Task brief.
Pick out each line with the word "STEM" from the material that follows.

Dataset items
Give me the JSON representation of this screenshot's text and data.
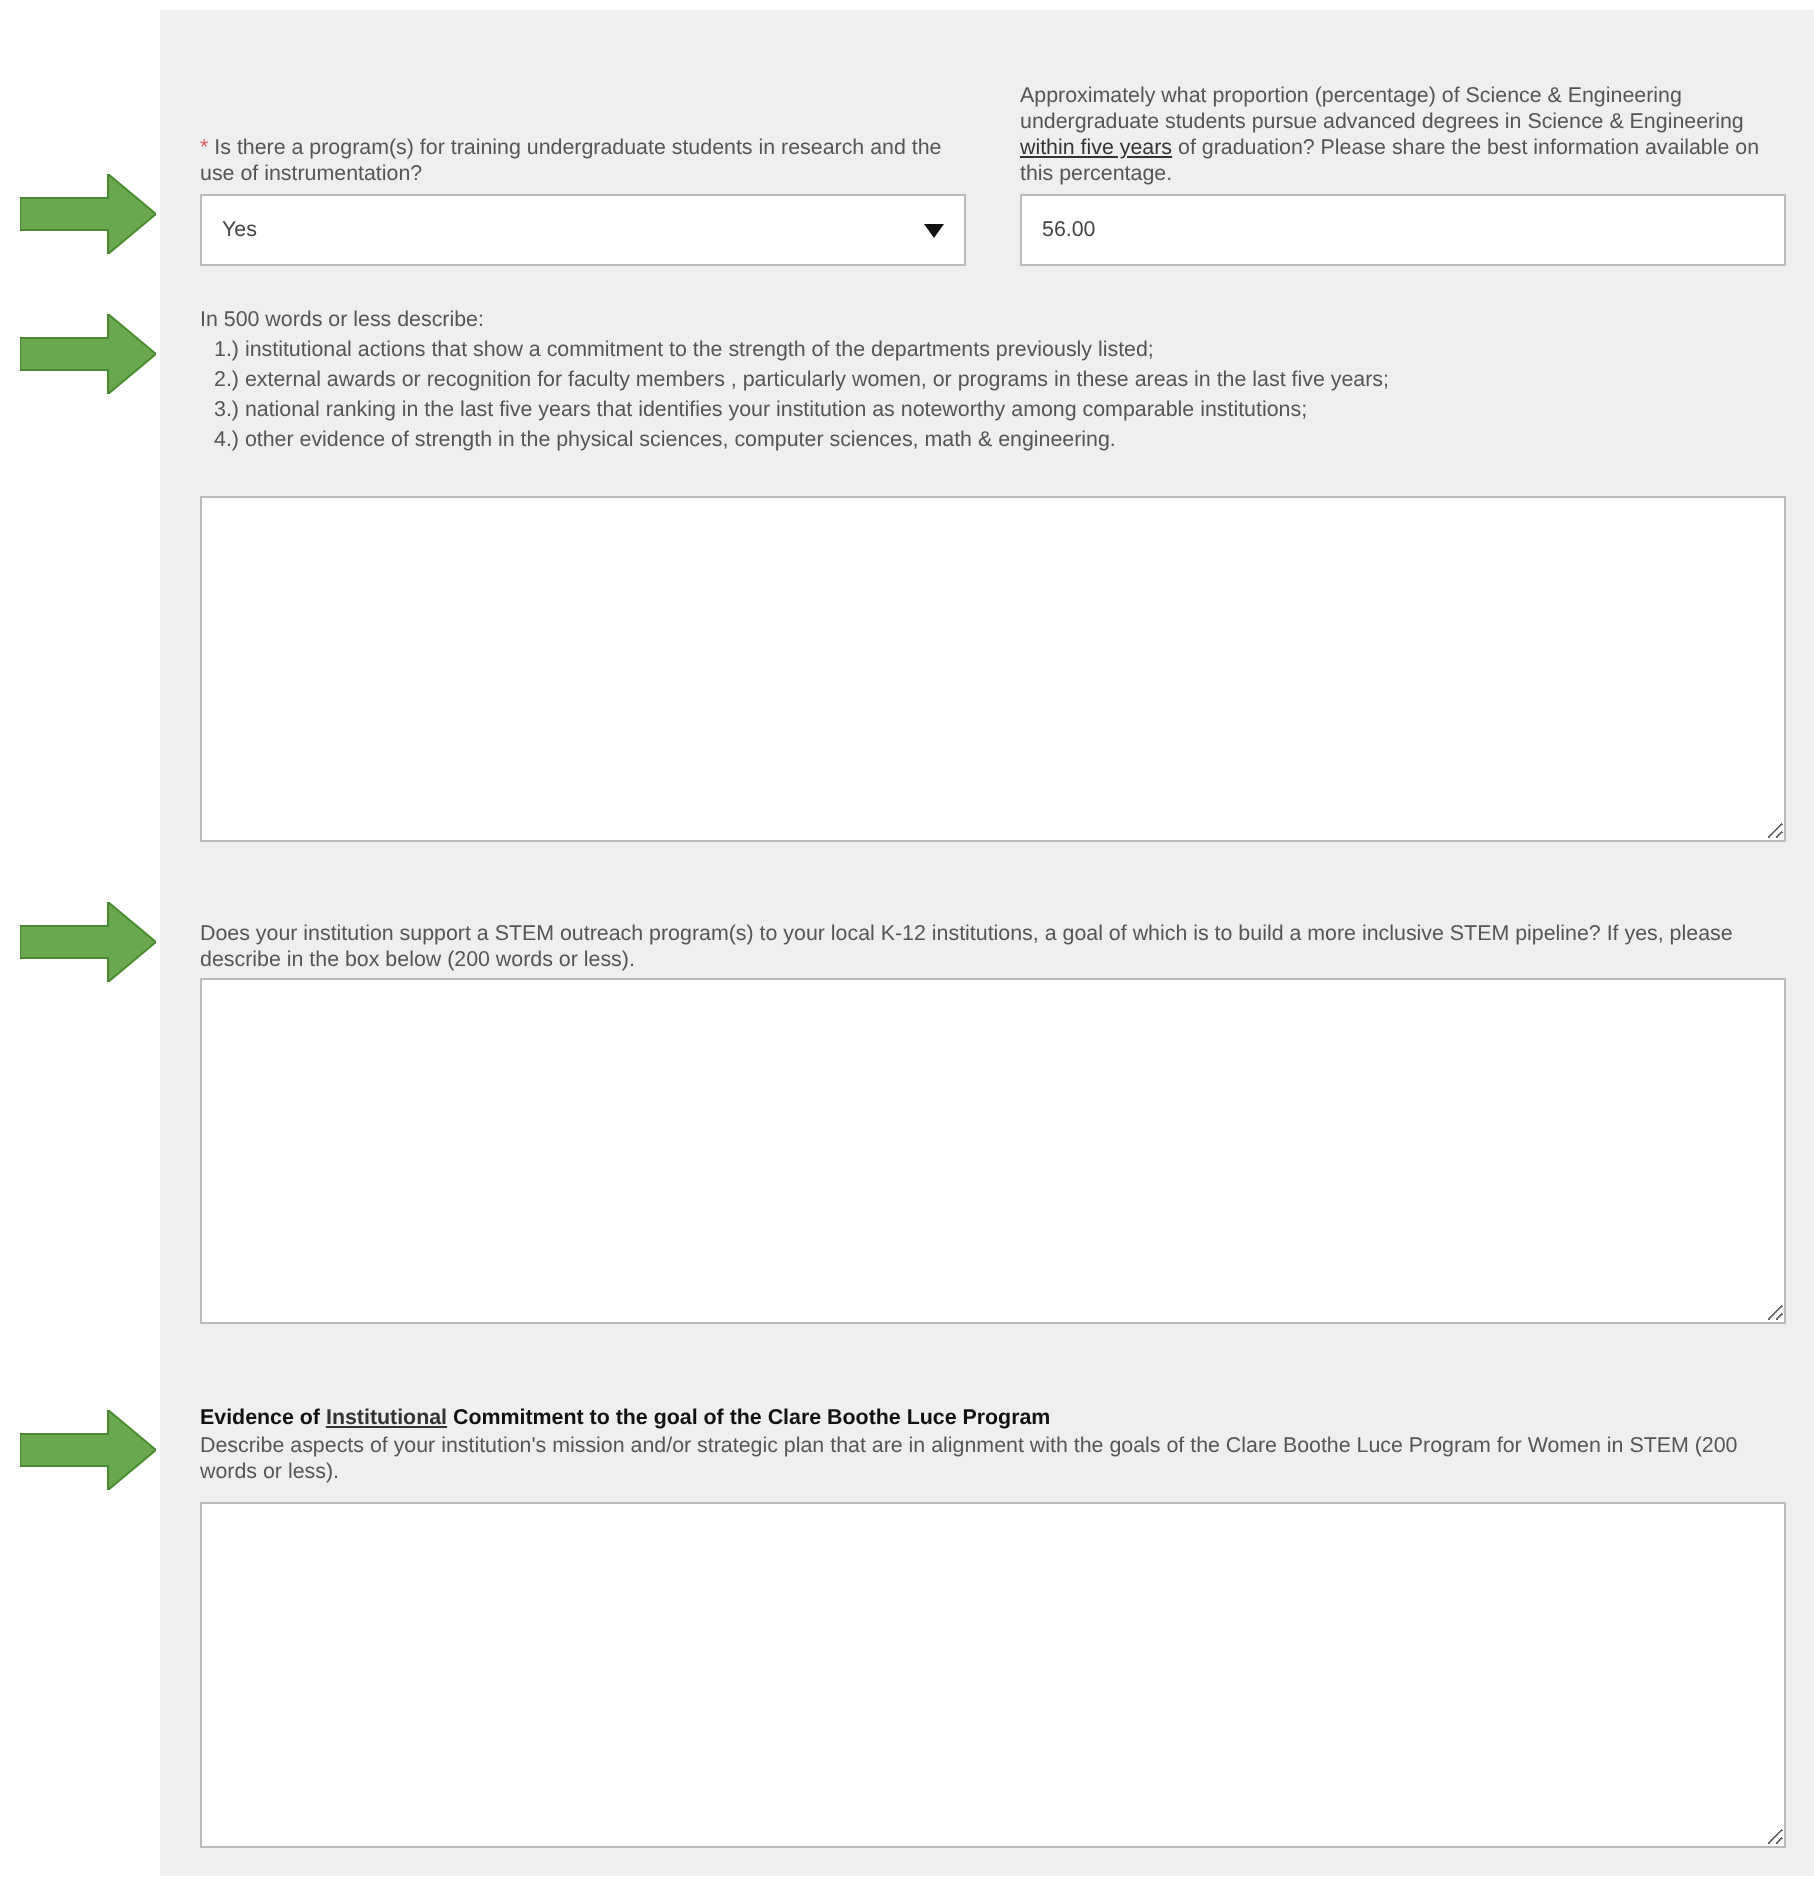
{
  "sections": [
    {
      "kind": "pair",
      "marked": true,
      "questions": [
        {
          "required_mark": "*",
          "label": [
            {
              "text": "Is there a program(s) for training undergraduate students in research and the use of instrumentation?",
              "underline": false
            }
          ],
          "field": {
            "kind": "select",
            "value": "Yes"
          }
        },
        {
          "label": [
            {
              "text": "Approximately what proportion (percentage) of Science & Engineering undergraduate students pursue advanced degrees in Science & Engineering ",
              "underline": false
            },
            {
              "text": "within five years",
              "underline": true
            },
            {
              "text": " of graduation? Please share the best information available on this percentage.",
              "underline": false
            }
          ],
          "field": {
            "kind": "text",
            "value": "56.00"
          }
        }
      ]
    },
    {
      "kind": "list",
      "marked": true,
      "intro": "In 500 words or less describe:",
      "items": [
        "1.) institutional actions that show a commitment to the strength of the departments previously listed;",
        "2.) external awards or recognition for faculty members , particularly women, or programs in these areas in the last five years;",
        "3.) national ranking in the last five years that identifies your institution as noteworthy among comparable institutions;",
        "4.) other evidence of strength in the physical sciences, computer sciences, math & engineering."
      ]
    },
    {
      "kind": "text",
      "marked": true,
      "description": "Does your institution support a STEM outreach program(s) to your local K-12 institutions, a goal of which is to build a more inclusive STEM pipeline? If yes, please describe in the box below (200 words or less)."
    },
    {
      "kind": "titled",
      "marked": true,
      "title": [
        {
          "text": "Evidence of ",
          "underline": false
        },
        {
          "text": "Institutional",
          "underline": true
        },
        {
          "text": " Commitment to the goal of the Clare Boothe Luce Program",
          "underline": false
        }
      ],
      "description": "Describe aspects of your institution's mission and/or strategic plan that are in alignment with the goals of the Clare Boothe Luce Program for Women in STEM (200 words or less)."
    }
  ]
}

Correct response.
      "description": "Does your institution support a STEM outreach program(s) to your local K-12 institutions, a goal of which is to build a more inclusive STEM pipeline? If yes, please describe in the box below (200 words or less)."
      "description": "Describe aspects of your institution's mission and/or strategic plan that are in alignment with the goals of the Clare Boothe Luce Program for Women in STEM (200 words or less)."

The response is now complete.